Problem: Give only the number of lines in the data that contain the word "lainnya".
— begin Input —
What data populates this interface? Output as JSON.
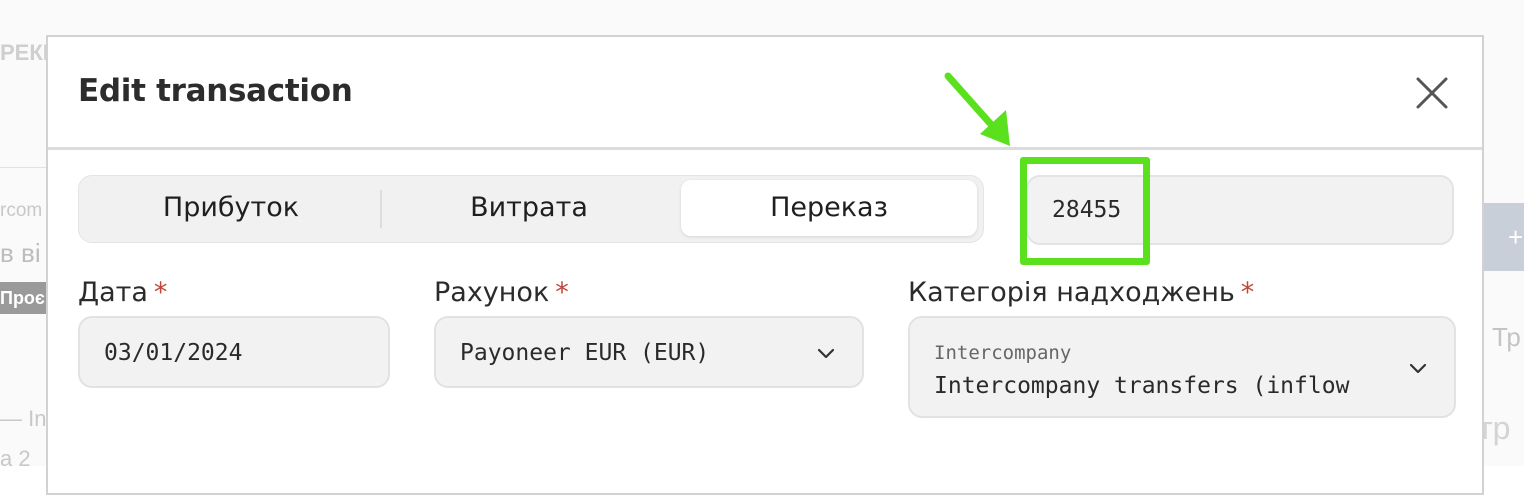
{
  "background": {
    "fragment_top": "РЕКЕ",
    "fragment_left_1": "rcom",
    "fragment_left_2": "в ві",
    "fragment_badge": "Проєк",
    "fragment_left_3": "— In",
    "fragment_left_4": "а 2",
    "fragment_right_1": "Тр",
    "fragment_right_2": "тр",
    "plus_button": "+"
  },
  "modal": {
    "title": "Edit transaction",
    "close_icon": "close-icon"
  },
  "type_tabs": {
    "options": [
      "Прибуток",
      "Витрата",
      "Переказ"
    ],
    "selected": "Переказ"
  },
  "amount": {
    "value": "28455"
  },
  "fields": {
    "date": {
      "label": "Дата",
      "required_mark": "*",
      "value": "03/01/2024"
    },
    "account": {
      "label": "Рахунок",
      "required_mark": "*",
      "value": "Payoneer EUR (EUR)"
    },
    "category": {
      "label": "Категорія надходжень",
      "required_mark": "*",
      "group": "Intercompany",
      "value": "Intercompany transfers (inflow"
    }
  },
  "colors": {
    "highlight": "#5ae01d",
    "required": "#c0473a"
  }
}
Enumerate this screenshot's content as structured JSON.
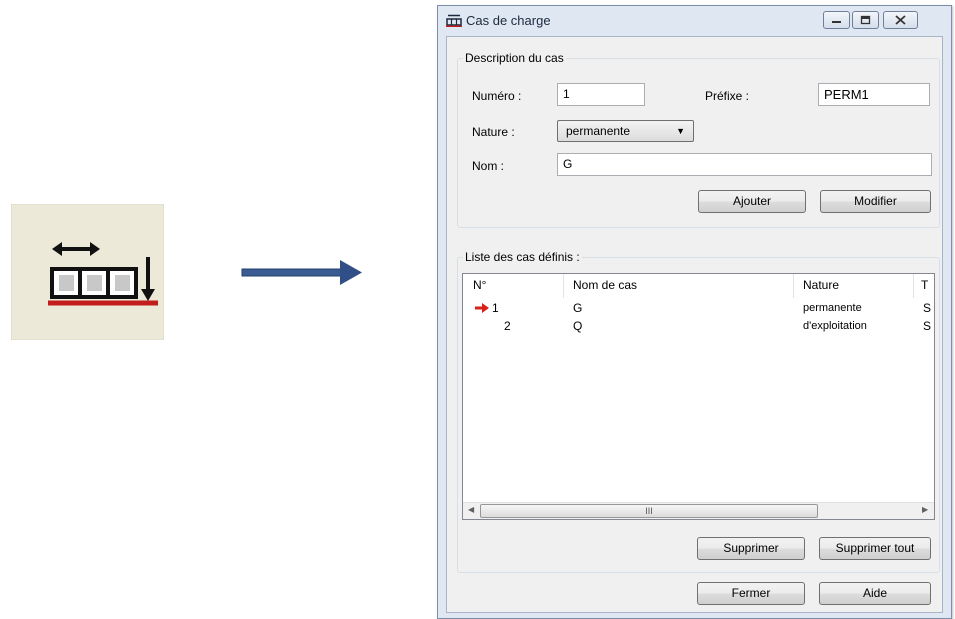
{
  "window": {
    "title": "Cas de charge",
    "caption_buttons": [
      "minimize",
      "maximize",
      "close"
    ]
  },
  "toolbar_icon": {
    "name": "load-cases-icon"
  },
  "description_group": {
    "legend": "Description du cas",
    "numero_label": "Numéro :",
    "numero_value": "1",
    "prefixe_label": "Préfixe :",
    "prefixe_value": "PERM1",
    "nature_label": "Nature :",
    "nature_value": "permanente",
    "nom_label": "Nom :",
    "nom_value": "G",
    "ajouter_label": "Ajouter",
    "modifier_label": "Modifier"
  },
  "list_group": {
    "legend": "Liste des cas définis :",
    "columns": [
      "N°",
      "Nom de cas",
      "Nature",
      "T"
    ],
    "rows": [
      {
        "num": "1",
        "nom": "G",
        "nature": "permanente",
        "t": "S",
        "current": true
      },
      {
        "num": "2",
        "nom": "Q",
        "nature": "d'exploitation",
        "t": "S",
        "current": false
      }
    ],
    "scrollbar_grip": "III",
    "supprimer_label": "Supprimer",
    "supprimer_tout_label": "Supprimer tout"
  },
  "footer": {
    "fermer_label": "Fermer",
    "aide_label": "Aide"
  },
  "colors": {
    "current_row_arrow": "#d9201d",
    "pointer_arrow": "#2f4f86",
    "window_frame": "#dfe7f2"
  }
}
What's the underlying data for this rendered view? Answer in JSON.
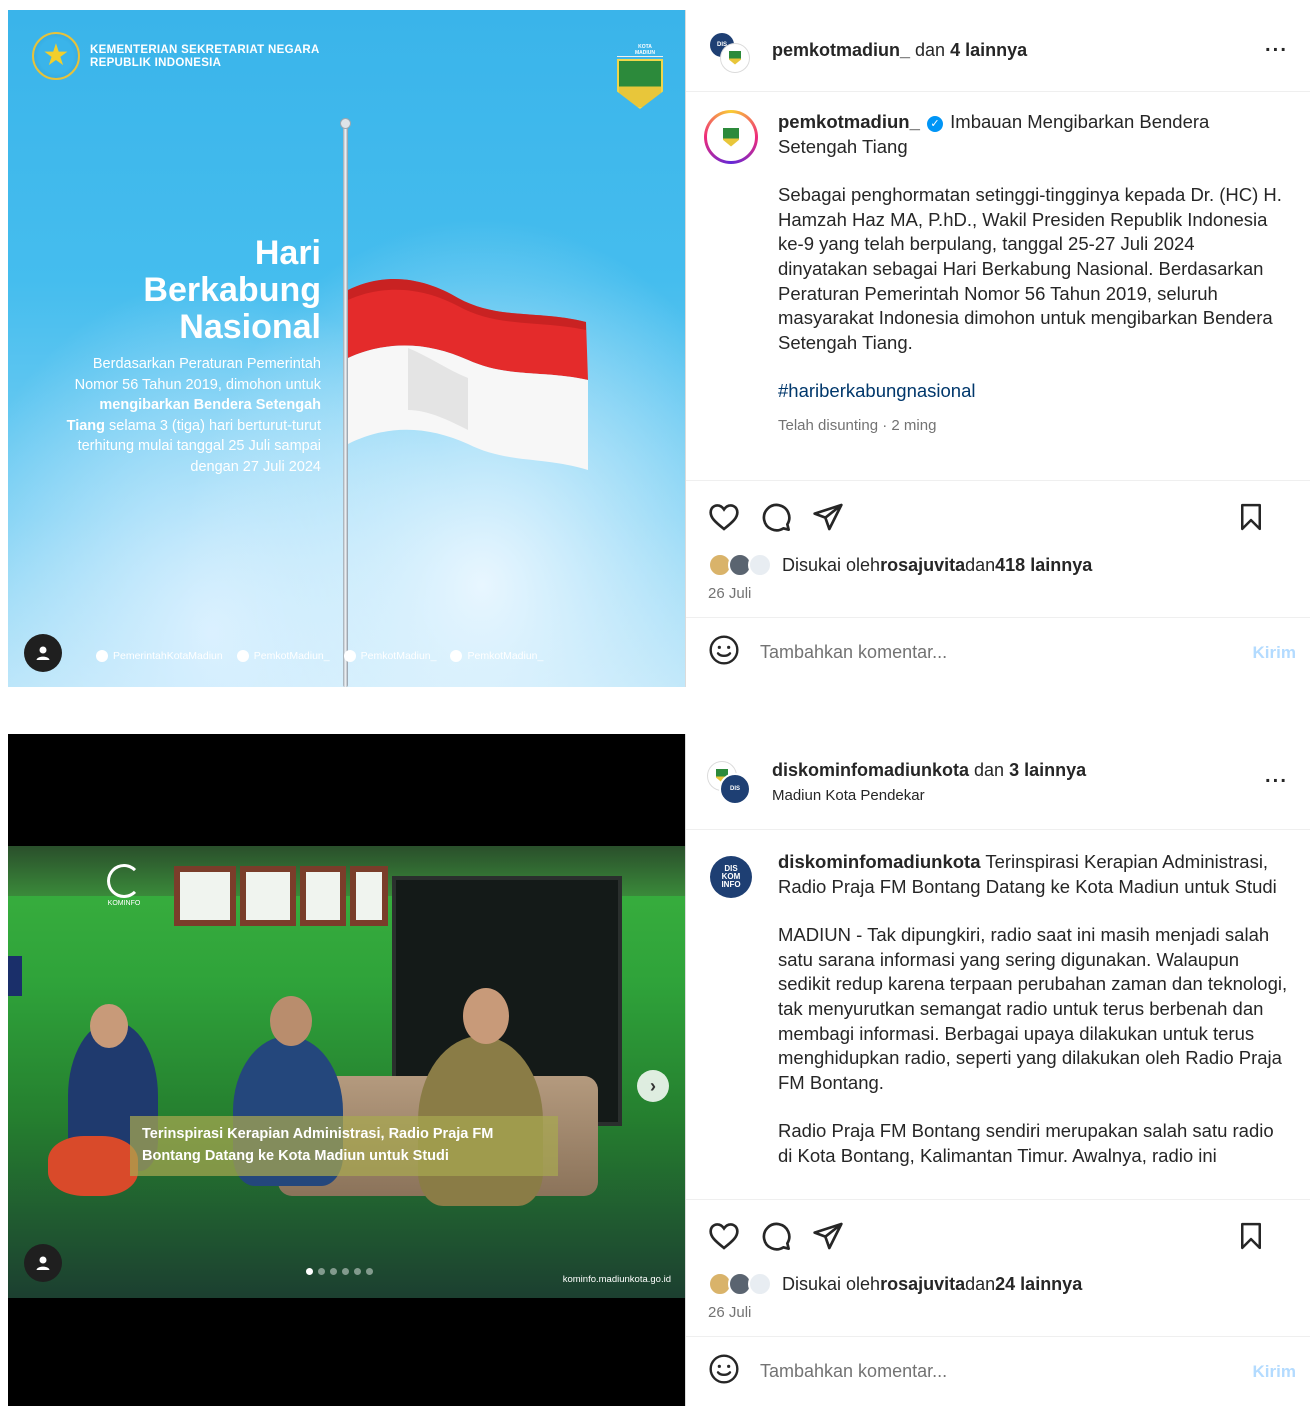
{
  "post1": {
    "media": {
      "org_line1": "KEMENTERIAN SEKRETARIAT NEGARA",
      "org_line2": "REPUBLIK INDONESIA",
      "badge_caption": "KOTA MADIUN",
      "title_line1": "Hari",
      "title_line2": "Berkabung",
      "title_line3": "Nasional",
      "desc_part1": "Berdasarkan Peraturan Pemerintah Nomor 56 Tahun 2019, dimohon untuk ",
      "desc_bold": "mengibarkan Bendera Setengah Tiang",
      "desc_part2": " selama 3 (tiga) hari berturut-turut terhitung mulai tanggal 25 Juli sampai dengan 27 Juli 2024",
      "socials": [
        "PemerintahKotaMadiun",
        "PemkotMadiun_",
        "PemkotMadiun_",
        "PemkotMadiun_"
      ]
    },
    "header": {
      "user": "pemkotmadiun_",
      "joiner": " dan ",
      "others": "4 lainnya"
    },
    "caption": {
      "user": "pemkotmadiun_",
      "title": "Imbauan Mengibarkan Bendera Setengah Tiang",
      "body": "Sebagai penghormatan setinggi-tingginya kepada Dr. (HC) H. Hamzah Haz MA, P.hD., Wakil Presiden Republik Indonesia ke-9 yang telah berpulang, tanggal 25-27 Juli 2024 dinyatakan sebagai Hari Berkabung Nasional. Berdasarkan Peraturan Pemerintah Nomor 56 Tahun 2019, seluruh masyarakat Indonesia dimohon untuk mengibarkan Bendera Setengah Tiang.",
      "hashtag": "#hariberkabungnasional",
      "meta": "Telah disunting · 2 ming"
    },
    "likes": {
      "prefix": "Disukai oleh ",
      "user": "rosajuvita",
      "joiner": " dan ",
      "count": "418 lainnya"
    },
    "date": "26 Juli",
    "comment_placeholder": "Tambahkan komentar...",
    "send_label": "Kirim"
  },
  "post2": {
    "media": {
      "brand": "KOMINFO",
      "caption_overlay": "Terinspirasi Kerapian Administrasi, Radio Praja FM Bontang Datang ke Kota Madiun untuk Studi",
      "site": "kominfo.madiunkota.go.id"
    },
    "header": {
      "user": "diskominfomadiunkota",
      "joiner": " dan ",
      "others": "3 lainnya",
      "location": "Madiun Kota Pendekar"
    },
    "caption": {
      "user": "diskominfomadiunkota",
      "title": "Terinspirasi Kerapian Administrasi, Radio Praja FM Bontang Datang ke Kota Madiun untuk Studi",
      "body1": "MADIUN - Tak dipungkiri, radio saat ini masih menjadi salah satu sarana informasi yang sering digunakan. Walaupun sedikit redup karena terpaan perubahan zaman dan teknologi, tak menyurutkan semangat radio untuk terus berbenah dan membagi informasi. Berbagai upaya dilakukan untuk terus menghidupkan radio, seperti yang dilakukan oleh Radio Praja FM Bontang.",
      "body2": "Radio Praja FM Bontang sendiri merupakan salah satu radio di Kota Bontang, Kalimantan Timur. Awalnya, radio ini"
    },
    "likes": {
      "prefix": "Disukai oleh ",
      "user": "rosajuvita",
      "joiner": " dan ",
      "count": "24 lainnya"
    },
    "date": "26 Juli",
    "comment_placeholder": "Tambahkan komentar...",
    "send_label": "Kirim"
  },
  "colors": {
    "link": "#00376b",
    "muted": "#737373",
    "send_disabled": "#b3dbff",
    "verified": "#0095f6"
  }
}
— end Input —
In response: 4